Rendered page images
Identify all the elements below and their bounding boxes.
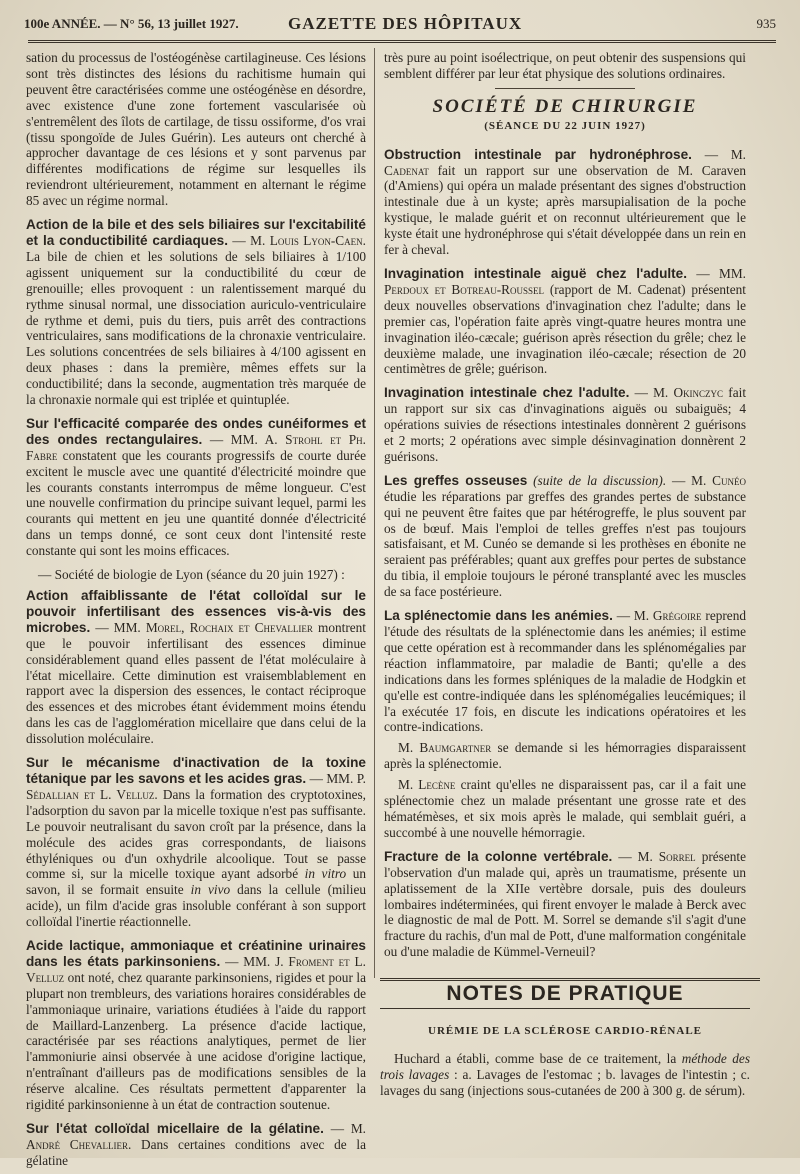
article-greffes: Les greffes osseuses (suite de la discussion). — M. Cunéo étudie les réparations par greffes des grandes pertes de substance qui ne peuvent être faites que par hétérogreffe, le plus souvent par os de bœuf. Mais l'emploi de telles greffes n'est pas toujours satisfaisant, et M. Cunéo se demande si les prothèses en ébonite ne seraient pas préférables; quant aux greffes pour pertes de substance du tibia, il emploie toujours le péroné transplanté avec les muscles de sa face postérieure. [384, 472, 746, 600]
header-rule [28, 40, 776, 43]
article-title: Obstruction intestinale par hydronéphrose. [384, 146, 692, 162]
notes-rule [380, 978, 760, 981]
right-column [384, 50, 746, 965]
article-text: Dans la formation des cryptotoxines, l'adsorption du savon par la micelle toxique n'est pas suffisante. Le pouvoir neutralisant du savon croît par la présence, dans la molécule des acides gras correspondants, de liaisons éthyléniques ou d'un oxhydrile alcoolique. Tout se passe comme si, sur la micelle toxique ayant adsorbé [26, 786, 366, 882]
article-title: Action affaiblissante de l'état colloïdal sur le pouvoir infertilisant des essences vis-à-vis des microbes. [26, 588, 366, 635]
article-hydronephrose: Obstruction intestinale par hydronéphrose. — M. Cadenat fait un rapport sur une observation de M. Caraven (d'Amiens) qui opéra un malade présentant des signes d'obstruction intestinale due à un kyste; après marsupialisation de la poche kystique, le malade guérit et on reconnut ultérieurement que le kyste était une hydronéphrose qui s'était développée dans un rein en fer à cheval. [384, 146, 746, 258]
article-text: (rapport de M. Cadenat) présentent deux nouvelles observations d'invagination chez l'adulte; dans le premier cas, l'opération faite après vingt-quatre heures montra une invagination iléo-cæcale; guérison après résection du grêle; chez le deuxième malade, une invagination iléo-cæcale; résection de 20 centimètres de grêle; guérison. [384, 281, 746, 377]
article-text: un savon, il se formait ensuite [26, 866, 367, 898]
article-text: Dans certaines conditions avec de la gélatine [26, 1136, 366, 1168]
article-author: MM. Morel, Rochaix et Chevallier [113, 619, 313, 635]
article-invagination-aigue: Invagination intestinale aiguë chez l'adulte. — MM. Perdoux et Botreau-Roussel (rapport de M. Cadenat) présentent deux nouvelles observations d'invagination chez l'adulte; dans le premier cas, l'opération faite après vingt-quatre heures montra une invagination iléo-cæcale; guérison après résection du grêle; chez le deuxième malade, une invagination iléo-cæcale; résection de 20 centimètres de grêle; guérison. [384, 265, 747, 377]
article-author: M. Lecène [398, 777, 456, 793]
article-text: reprend l'étude des résultats de la splénectomie dans les anémies; il estime que cette opération est à recommander dans les splénomégalies par réaction inflammatoire, par maladie de Banti; qu'elle a des indications dans les formes spléniques de la maladie de Hodgkin et qu'elle est contre-indiquée dans les splénomégalies leucémiques; il l'a exécutée 17 fois, en discute les indications opératoires et les contre-indications. [384, 608, 746, 735]
article-title: Sur l'efficacité comparée des ondes cunéiformes et des ondes rectangulaires. [26, 415, 366, 447]
running-header [24, 12, 776, 38]
article-author: MM. P. Sédallian et L. Velluz. [26, 770, 366, 802]
article-text: se demande si les hémorragies disparaissent après la splénectomie. [384, 740, 746, 772]
article-title: Action de la bile et des sels biliaires sur l'excitabilité et la conductibilité cardiaques. [26, 217, 366, 248]
article-title: Sur le mécanisme d'inactivation de la toxine tétanique par les savons et les acides gras. [26, 755, 366, 786]
notes-text-b: : a. Lavages de l'estomac ; b. lavages de l'intestin ; c. lavages du sang (injections sous-cutanées de 200 à 300 g. de sérum). [380, 1067, 750, 1098]
article-author: M. André Chevallier. [26, 1121, 366, 1152]
issue-info: 100e ANNÉE. — N° 56, 13 juillet 1927. [24, 16, 239, 31]
article-author: M. Louis Lyon-Caen. [250, 232, 366, 248]
article-title: La splénectomie dans les anémies. [384, 608, 613, 624]
notes-text [380, 1051, 750, 1099]
article-title: Les greffes osseuses [384, 472, 528, 488]
section-session-date: (SÉANCE DU 22 JUIN 1927) [484, 119, 646, 132]
notes-text-a: Huchard a établi, comme base de ce traitement, la [394, 1051, 677, 1066]
article-title: Acide lactique, ammoniaque et créatinine urinaires dans les états parkinsoniens. [26, 938, 366, 969]
article-author: M. Sorrel [637, 848, 696, 864]
section-title: SOCIÉTÉ DE CHIRURGIE [432, 95, 698, 117]
article-text: craint qu'elles ne disparaissent pas, car il a fait une splénectomie chez un malade présentant une grosse rate et des hématémèses, et six mois après le malade, qui semblait guéri, a succombé à une nouvelle hémorragie. [384, 777, 746, 840]
article-lecene [384, 777, 746, 841]
article-author: M. Cadenat [384, 146, 746, 178]
article-italic: in vivo [190, 882, 231, 898]
article-text: constatent que les courants progressifs de courte durée excitent le muscle avec une quantité d'électricité moindre que les courants constants interrompus de même longueur. C'est une nouvelle confirmation du principe suivant lequel, parmi les courants qui mettent en jeu une quantité donnée d'électricité dans un temps donné, ce sont ceux dont l'intensité reste constante qui sont les moins efficaces. [26, 447, 367, 559]
article-colloidal: Action affaiblissante de l'état colloïdal sur le pouvoir infertilisant des essences vis-à-vis des microbes. — MM. Morel, Rochaix et Chevallier montrent que le pouvoir infertilisant des essences diminue considérablement quand elles passent de l'état moléculaire à l'état micellaire. Cette diminution est vraisemblablement en rapport avec la dispersion des essences, le contact réciproque des essences et des microbes étant évidemment moins étendu dans les cas de l'agglomération micellaire que dans celui de la dissolution moléculaire. [26, 588, 367, 747]
article-splenectomie: La splénectomie dans les anémies. — M. Grégoire reprend l'étude des résultats de la splénectomie dans les anémies; il estime que cette opération est à recommander dans les splénomégalies par réaction inflammatoire, par maladie de Banti; qu'elle a des indications dans les formes spléniques de la maladie de Hodgkin et qu'elle est contre-indiquée dans les splénomégalies leucémiques; il l'a exécutée 17 fois, en discute les indications opératoires et les contre-indications. [384, 608, 746, 735]
paragraph-osteogenese: sation du processus de l'ostéogénèse cartilagineuse. Ces lésions sont très distinctes des lésions du rachitisme humain qui peuvent être caractérisées comme une ostéogénèse en désordre, avec existence d'une zone fortement vascularisée où s'entremêlent des îlots de cartilage, de tissu ossiforme, d'os vrai (tissu spongoïde de Jules Guérin). Les auteurs ont cherché à approcher davantage de ces lésions et y sont parvenus par différentes modifications de régime sur lesquelles ils reviendront ultérieurement, notamment en alternant le régime 85 avec un régime normal. [26, 50, 366, 209]
article-title: Invagination intestinale aiguë chez l'adulte. [384, 265, 688, 281]
notes-section [380, 982, 750, 1099]
article-gelatine: Sur l'état colloïdal micellaire de la gélatine. — M. André Chevallier. Dans certaines conditions avec de la gélatine [26, 1121, 366, 1168]
article-author: MM. Perdoux et Botreau-Roussel [384, 265, 747, 297]
article-bile: Action de la bile et des sels biliaires sur l'excitabilité et la conductibilité cardiaques. — M. Louis Lyon-Caen. La bile de chien et les solutions de sels biliaires à 1/100 agissent uniquement sur la conductibilité du cœur de grenouille; elles provoquent : un ralentissement marqué du rythme sinusal normal, une dissociation auriculo-ventriculaire de rythme et demi, puis du tiers, puis arrêt des contractions ventriculaires, sans modifications de la chronaxie ventriculaire. Les solutions concentrées de sels biliaires à 4/100 agissent en deux phases : dans la première, mêmes effets sur la conductibilité; dans la seconde, augmentation très marquée de la chronaxie normale qui est triplée et quintuplée. [26, 217, 366, 408]
section-separator [495, 88, 635, 89]
article-parkinson: Acide lactique, ammoniaque et créatinine urinaires dans les états parkinsoniens. — MM. J. Froment et L. Velluz ont noté, chez quarante parkinsoniens, rigides et pour la plupart non trembleurs, des variations horaires considérables de l'ammoniaque urinaire, variations étudiées à l'aide du rapport de Maillard-Lanzenberg. La présence d'acide lactique, caractérisée par ses réactions analytiques, permet de lier l'ammoniurie ainsi observée à une acidose d'origine lactique, n'entraînant d'ailleurs pas de modifications sensibles de la réserve alcaline. Ces résultats permettent d'apparenter la rigidité parkinsonienne à un état de contraction soutenue. [26, 938, 366, 1113]
page-number: 935 [756, 16, 776, 31]
article-text: montrent que le pouvoir infertilisant des essences diminue considérablement quand elles passent de l'état moléculaire à l'état micellaire. Cette diminution est vraisemblablement en rapport avec la dispersion des essences, le contact réciproque des essences et des microbes étant évidemment moins étendu dans les cas de l'agglomération micellaire que dans celui de la dissolution moléculaire. [26, 619, 367, 747]
paragraph-continuation: très pure au point isoélectrique, on peut obtenir des suspensions qui semblent différer par leur état physique des solutions ordinaires. [384, 50, 746, 81]
article-text: ont noté, chez quarante parkinsoniens, rigides et pour la plupart non trembleurs, des variations horaires considérables de l'ammoniaque urinaire, variations étudiées à l'aide du rapport de Maillard-Lanzenberg. La présence d'acide lactique, caractérisée par ses réactions analytiques, permet de lier l'ammoniurie ainsi observée à une acidose d'origine lactique, n'entraînant d'ailleurs pas de modifications sensibles de la réserve alcaline. Ces résultats permettent d'apparenter la rigidité parkinsonienne à un état de contraction soutenue. [26, 969, 366, 1113]
left-column [26, 50, 366, 1174]
article-author: M. Grégoire [633, 608, 702, 624]
article-text: étudie les réparations par greffes des grandes pertes de substance qui ne peuvent être faites que par hétérogreffe, le plus souvent par os de bœuf. Mais l'emploi de telles greffes n'est pas toujours satisfaisant, et M. Cunéo se demande si les prothèses en ébonite ne seraient pas préférables; quant aux greffes pour pertes de substance du tibia, il emploie toujours le péroné transplanté avec les muscles de sa face postérieure. [384, 488, 746, 600]
article-author: M. Baumgartner [398, 740, 492, 756]
column-divider [374, 48, 375, 978]
article-title: Fracture de la colonne vertébrale. [384, 848, 613, 864]
notes-method: méthode des trois lavages [380, 1051, 750, 1082]
article-author: M. Okinczyc [653, 385, 724, 401]
article-text: présente l'observation d'un malade qui, après un traumatisme, présente un aplatissement de la XIIe vertèbre dorsale, puis des douleurs lombaires indéterminées, qui firent envoyer le malade à Berck avec le diagnostic de mal de Pott. M. Sorrel se demande s'il s'agit d'une fracture du rachis, d'un mal de Pott, d'une malformation congénitale ou d'une maladie de Kümmel-Verneuil? [384, 848, 746, 960]
article-fracture: Fracture de la colonne vertébrale. — M. Sorrel présente l'observation d'un malade qui, après un traumatisme, présente un aplatissement de la XIIe vertèbre dorsale, puis des douleurs lombaires indéterminées, qui firent envoyer le malade à Berck avec le diagnostic de mal de Pott. M. Sorrel se demande s'il s'agit d'une fracture du rachis, d'un mal de Pott, d'une malformation congénitale ou d'une maladie de Kümmel-Verneuil? [384, 848, 746, 960]
notes-divider [380, 1008, 750, 1009]
article-title: Invagination intestinale chez l'adulte. [384, 385, 630, 401]
article-text: La bile de chien et les solutions de sels biliaires à 1/100 agissent uniquement sur la conductibilité du cœur de grenouille; elles provoquent : un ralentissement marqué du rythme sinusal normal, une dissociation auriculo-ventriculaire de rythme et demi, puis du tiers, puis arrêt des contractions ventriculaires, sans modifications de la chronaxie ventriculaire. Les solutions concentrées de sels biliaires à 4/100 agissent en deux phases : dans la première, mêmes effets sur la conductibilité; dans la seconde, augmentation très marquée de la chronaxie normale qui est triplée et quintuplée. [26, 248, 366, 408]
article-author: M. Cunéo [691, 472, 746, 488]
article-toxine: Sur le mécanisme d'inactivation de la toxine tétanique par les savons et les acides gras. — MM. P. Sédallian et L. Velluz. Dans la formation des cryptotoxines, l'adsorption du savon par la micelle toxique n'est pas suffisante. Le pouvoir neutralisant du savon croît par la présence, dans la molécule des acides gras correspondants, de liaisons éthyléniques ou d'un oxhydrile alcoolique. Tout se passe comme si, sur la micelle toxique ayant adsorbé in vitro un savon, il se formait ensuite in vivo dans la cellule (milieu acide), un film d'acide gras insoluble conférant à son support colloïdal l'inertie réactionnelle. [26, 755, 367, 930]
article-italic: in vitro [304, 866, 347, 882]
article-italic: (suite de la discussion). [533, 472, 667, 488]
society-heading-lyon: — Société de biologie de Lyon (séance du 20 juin 1927) : [38, 567, 345, 583]
journal-title: GAZETTE DES HÔPITAUX [288, 14, 523, 33]
article-title: Sur l'état colloïdal micellaire de la gélatine. [26, 1121, 324, 1136]
article-text: fait un rapport sur une observation de M. Caraven (d'Amiens) qui opéra un malade présentant des signes d'obstruction intestinale due à un kyste; après marsupialisation de la poche kystique, le malade guérit et on reconnut ultérieurement que le kyste était une hydronéphrose qui s'était développée dans un rein en fer à cheval. [384, 162, 746, 258]
notes-title: NOTES DE PRATIQUE [446, 982, 684, 1005]
article-baumgartner [384, 740, 746, 772]
article-text: fait un rapport sur six cas d'invaginations aiguës ou subaiguës; 4 opérations suivies de résections intestinales donnèrent 2 guérisons et 2 morts; 2 opérations avec simple désinvagination donnèrent 2 guérisons. [384, 385, 747, 464]
article-invagination: Invagination intestinale chez l'adulte. — M. Okinczyc fait un rapport sur six cas d'invaginations aiguës ou subaiguës; 4 opérations suivies de résections intestinales donnèrent 2 guérisons et 2 morts; 2 opérations avec simple désinvagination donnèrent 2 guérisons. [384, 385, 747, 464]
article-text: dans la cellule (milieu acide), un film d'acide gras insoluble conférant à son support colloïdal l'inertie réactionnelle. [26, 882, 366, 930]
article-ondes: Sur l'efficacité comparée des ondes cunéiformes et des ondes rectangulaires. — MM. A. Strohl et Ph. Fabre constatent que les courants progressifs de courte durée excitent le muscle avec une quantité d'électricité moindre que les courants constants interrompus de même longueur. C'est une nouvelle confirmation du principe suivant lequel, parmi les courants qui mettent en jeu une quantité donnée d'électricité dans un temps donné, ce sont ceux dont l'intensité reste constante qui sont les moins efficaces. [26, 415, 367, 559]
notes-subtitle: URÉMIE DE LA SCLÉROSE CARDIO-RÉNALE [428, 1025, 702, 1037]
article-author: MM. A. Strohl et Ph. Fabre [26, 431, 366, 463]
article-author: MM. J. Froment et L. Velluz [26, 953, 366, 985]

THE TASK: Search the entries above for lines containing the word "donné", and copy each one.

EXERCISE OUTPUT:
article-text: constatent que les courants progressifs de courte durée excitent le muscle avec une quantité d'électricité moindre que les courants constants interrompus de même longueur. C'est une nouvelle confirmation du principe suivant lequel, parmi les courants qui mettent en jeu une quantité donnée d'électricité dans un temps donné, ce sont ceux dont l'intensité reste constante qui sont les moins efficaces. [26, 447, 367, 559]
article-ondes: Sur l'efficacité comparée des ondes cunéiformes et des ondes rectangulaires. — MM. A. Strohl et Ph. Fabre constatent que les courants progressifs de courte durée excitent le muscle avec une quantité d'électricité moindre que les courants constants interrompus de même longueur. C'est une nouvelle confirmation du principe suivant lequel, parmi les courants qui mettent en jeu une quantité donnée d'électricité dans un temps donné, ce sont ceux dont l'intensité reste constante qui sont les moins efficaces. [26, 415, 367, 559]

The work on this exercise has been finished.